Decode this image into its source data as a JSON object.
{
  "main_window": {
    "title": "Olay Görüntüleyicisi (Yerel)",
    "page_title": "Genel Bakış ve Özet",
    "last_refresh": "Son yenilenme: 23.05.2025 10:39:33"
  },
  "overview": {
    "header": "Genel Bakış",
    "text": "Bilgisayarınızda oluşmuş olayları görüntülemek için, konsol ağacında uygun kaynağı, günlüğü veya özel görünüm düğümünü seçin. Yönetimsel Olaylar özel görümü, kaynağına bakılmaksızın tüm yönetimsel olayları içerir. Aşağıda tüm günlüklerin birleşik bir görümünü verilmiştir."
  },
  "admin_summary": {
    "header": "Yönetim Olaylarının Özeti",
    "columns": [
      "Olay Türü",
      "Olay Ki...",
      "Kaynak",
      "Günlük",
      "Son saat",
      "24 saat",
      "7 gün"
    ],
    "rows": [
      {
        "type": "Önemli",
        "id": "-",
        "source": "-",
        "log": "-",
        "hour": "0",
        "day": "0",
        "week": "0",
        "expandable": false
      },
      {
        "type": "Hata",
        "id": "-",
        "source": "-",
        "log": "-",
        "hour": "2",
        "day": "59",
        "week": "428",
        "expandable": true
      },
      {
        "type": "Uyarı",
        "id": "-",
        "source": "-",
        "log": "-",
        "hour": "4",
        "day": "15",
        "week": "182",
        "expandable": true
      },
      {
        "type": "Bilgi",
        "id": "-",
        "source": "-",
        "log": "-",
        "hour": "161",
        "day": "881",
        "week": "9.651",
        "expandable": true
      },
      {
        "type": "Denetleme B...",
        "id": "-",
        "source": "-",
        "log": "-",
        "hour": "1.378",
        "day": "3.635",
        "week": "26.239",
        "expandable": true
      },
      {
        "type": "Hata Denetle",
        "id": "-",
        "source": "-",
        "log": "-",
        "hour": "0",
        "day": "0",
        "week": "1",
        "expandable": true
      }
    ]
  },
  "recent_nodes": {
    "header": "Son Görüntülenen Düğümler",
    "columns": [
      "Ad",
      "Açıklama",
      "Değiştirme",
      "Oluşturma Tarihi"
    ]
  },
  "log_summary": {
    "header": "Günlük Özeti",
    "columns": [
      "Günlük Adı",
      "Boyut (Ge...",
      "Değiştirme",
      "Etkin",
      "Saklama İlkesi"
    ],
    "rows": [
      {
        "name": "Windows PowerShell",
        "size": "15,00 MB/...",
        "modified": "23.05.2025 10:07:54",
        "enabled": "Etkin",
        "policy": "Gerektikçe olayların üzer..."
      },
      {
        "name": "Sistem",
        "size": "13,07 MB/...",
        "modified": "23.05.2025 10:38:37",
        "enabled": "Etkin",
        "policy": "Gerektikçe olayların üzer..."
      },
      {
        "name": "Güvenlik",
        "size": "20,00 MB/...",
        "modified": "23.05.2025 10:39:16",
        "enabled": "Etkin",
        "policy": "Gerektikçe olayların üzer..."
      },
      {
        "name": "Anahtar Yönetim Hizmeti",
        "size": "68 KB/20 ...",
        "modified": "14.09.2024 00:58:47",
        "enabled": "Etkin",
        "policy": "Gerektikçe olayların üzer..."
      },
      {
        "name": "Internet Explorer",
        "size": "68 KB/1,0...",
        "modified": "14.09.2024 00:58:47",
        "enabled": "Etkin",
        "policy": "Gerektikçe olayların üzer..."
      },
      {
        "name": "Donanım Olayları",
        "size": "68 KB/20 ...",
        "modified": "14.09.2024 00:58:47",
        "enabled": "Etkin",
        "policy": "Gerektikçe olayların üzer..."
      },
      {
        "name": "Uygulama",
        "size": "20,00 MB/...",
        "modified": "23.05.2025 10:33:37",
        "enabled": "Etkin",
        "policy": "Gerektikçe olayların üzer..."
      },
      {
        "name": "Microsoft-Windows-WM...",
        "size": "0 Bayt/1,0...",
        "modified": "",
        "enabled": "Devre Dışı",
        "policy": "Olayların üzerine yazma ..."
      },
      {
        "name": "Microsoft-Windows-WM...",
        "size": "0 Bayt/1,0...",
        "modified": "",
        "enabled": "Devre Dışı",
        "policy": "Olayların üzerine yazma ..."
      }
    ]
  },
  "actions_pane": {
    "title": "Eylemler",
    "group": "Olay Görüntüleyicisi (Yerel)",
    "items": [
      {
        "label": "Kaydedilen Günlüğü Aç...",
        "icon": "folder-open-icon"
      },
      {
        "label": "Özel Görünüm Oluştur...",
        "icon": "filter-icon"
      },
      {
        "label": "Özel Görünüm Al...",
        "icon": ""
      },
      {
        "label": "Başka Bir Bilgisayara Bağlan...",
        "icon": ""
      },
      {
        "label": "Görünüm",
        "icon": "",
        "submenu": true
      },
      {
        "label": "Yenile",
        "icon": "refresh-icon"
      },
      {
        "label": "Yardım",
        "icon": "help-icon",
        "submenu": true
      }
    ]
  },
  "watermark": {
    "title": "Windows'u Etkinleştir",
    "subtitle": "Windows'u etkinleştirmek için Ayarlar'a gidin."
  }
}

= = = = = = =

→ TASK REQUIREMENTS
Extract the listing in its entirety, matching it exactly.

→ ANSWER TO THE EXERCISE
Decode this image into its source data as a JSON object.
{
  "main_window": {
    "title": "Olay Görüntüleyicisi (Yerel)",
    "page_title": "Genel Bakış ve Özet",
    "last_refresh": "Son yenilenme: 23.05.2025 10:39:33"
  },
  "overview": {
    "header": "Genel Bakış",
    "text": "Bilgisayarınızda oluşmuş olayları görüntülemek için, konsol ağacında uygun kaynağı, günlüğü veya özel görünüm düğümünü seçin. Yönetimsel Olaylar özel görümü, kaynağına bakılmaksızın tüm yönetimsel olayları içerir. Aşağıda tüm günlüklerin birleşik bir görümünü verilmiştir."
  },
  "admin_summary": {
    "header": "Yönetim Olaylarının Özeti",
    "columns": [
      "Olay Türü",
      "Olay Ki...",
      "Kaynak",
      "Günlük",
      "Son saat",
      "24 saat",
      "7 gün"
    ],
    "rows": [
      {
        "type": "Önemli",
        "id": "-",
        "source": "-",
        "log": "-",
        "hour": "0",
        "day": "0",
        "week": "0",
        "expandable": false
      },
      {
        "type": "Hata",
        "id": "-",
        "source": "-",
        "log": "-",
        "hour": "2",
        "day": "59",
        "week": "428",
        "expandable": true
      },
      {
        "type": "Uyarı",
        "id": "-",
        "source": "-",
        "log": "-",
        "hour": "4",
        "day": "15",
        "week": "182",
        "expandable": true
      },
      {
        "type": "Bilgi",
        "id": "-",
        "source": "-",
        "log": "-",
        "hour": "161",
        "day": "881",
        "week": "9.651",
        "expandable": true
      },
      {
        "type": "Denetleme B...",
        "id": "-",
        "source": "-",
        "log": "-",
        "hour": "1.378",
        "day": "3.635",
        "week": "26.239",
        "expandable": true
      },
      {
        "type": "Hata Denetle",
        "id": "-",
        "source": "-",
        "log": "-",
        "hour": "0",
        "day": "0",
        "week": "1",
        "expandable": true
      }
    ]
  },
  "recent_nodes": {
    "header": "Son Görüntülenen Düğümler",
    "columns": [
      "Ad",
      "Açıklama",
      "Değiştirme",
      "Oluşturma Tarihi"
    ]
  },
  "log_summary": {
    "header": "Günlük Özeti",
    "columns": [
      "Günlük Adı",
      "Boyut (Ge...",
      "Değiştirme",
      "Etkin",
      "Saklama İlkesi"
    ],
    "rows": [
      {
        "name": "Windows PowerShell",
        "size": "15,00 MB/...",
        "modified": "23.05.2025 10:07:54",
        "enabled": "Etkin",
        "policy": "Gerektikçe olayların üzer..."
      },
      {
        "name": "Sistem",
        "size": "13,07 MB/...",
        "modified": "23.05.2025 10:38:37",
        "enabled": "Etkin",
        "policy": "Gerektikçe olayların üzer..."
      },
      {
        "name": "Güvenlik",
        "size": "20,00 MB/...",
        "modified": "23.05.2025 10:39:16",
        "enabled": "Etkin",
        "policy": "Gerektikçe olayların üzer..."
      },
      {
        "name": "Anahtar Yönetim Hizmeti",
        "size": "68 KB/20 ...",
        "modified": "14.09.2024 00:58:47",
        "enabled": "Etkin",
        "policy": "Gerektikçe olayların üzer..."
      },
      {
        "name": "Internet Explorer",
        "size": "68 KB/1,0...",
        "modified": "14.09.2024 00:58:47",
        "enabled": "Etkin",
        "policy": "Gerektikçe olayların üzer..."
      },
      {
        "name": "Donanım Olayları",
        "size": "68 KB/20 ...",
        "modified": "14.09.2024 00:58:47",
        "enabled": "Etkin",
        "policy": "Gerektikçe olayların üzer..."
      },
      {
        "name": "Uygulama",
        "size": "20,00 MB/...",
        "modified": "23.05.2025 10:33:37",
        "enabled": "Etkin",
        "policy": "Gerektikçe olayların üzer..."
      },
      {
        "name": "Microsoft-Windows-WM...",
        "size": "0 Bayt/1,0...",
        "modified": "",
        "enabled": "Devre Dışı",
        "policy": "Olayların üzerine yazma ..."
      },
      {
        "name": "Microsoft-Windows-WM...",
        "size": "0 Bayt/1,0...",
        "modified": "",
        "enabled": "Devre Dışı",
        "policy": "Olayların üzerine yazma ..."
      }
    ]
  },
  "actions_pane": {
    "title": "Eylemler",
    "group": "Olay Görüntüleyicisi (Yerel)",
    "items": [
      {
        "label": "Kaydedilen Günlüğü Aç...",
        "icon": "folder-open-icon"
      },
      {
        "label": "Özel Görünüm Oluştur...",
        "icon": "filter-icon"
      },
      {
        "label": "Özel Görünüm Al...",
        "icon": ""
      },
      {
        "label": "Başka Bir Bilgisayara Bağlan...",
        "icon": ""
      },
      {
        "label": "Görünüm",
        "icon": "",
        "submenu": true
      },
      {
        "label": "Yenile",
        "icon": "refresh-icon"
      },
      {
        "label": "Yardım",
        "icon": "help-icon",
        "submenu": true
      }
    ]
  },
  "watermark": {
    "title": "Windows'u Etkinleştir",
    "subtitle": "Windows'u etkinleştirmek için Ayarlar'a gidin."
  }
}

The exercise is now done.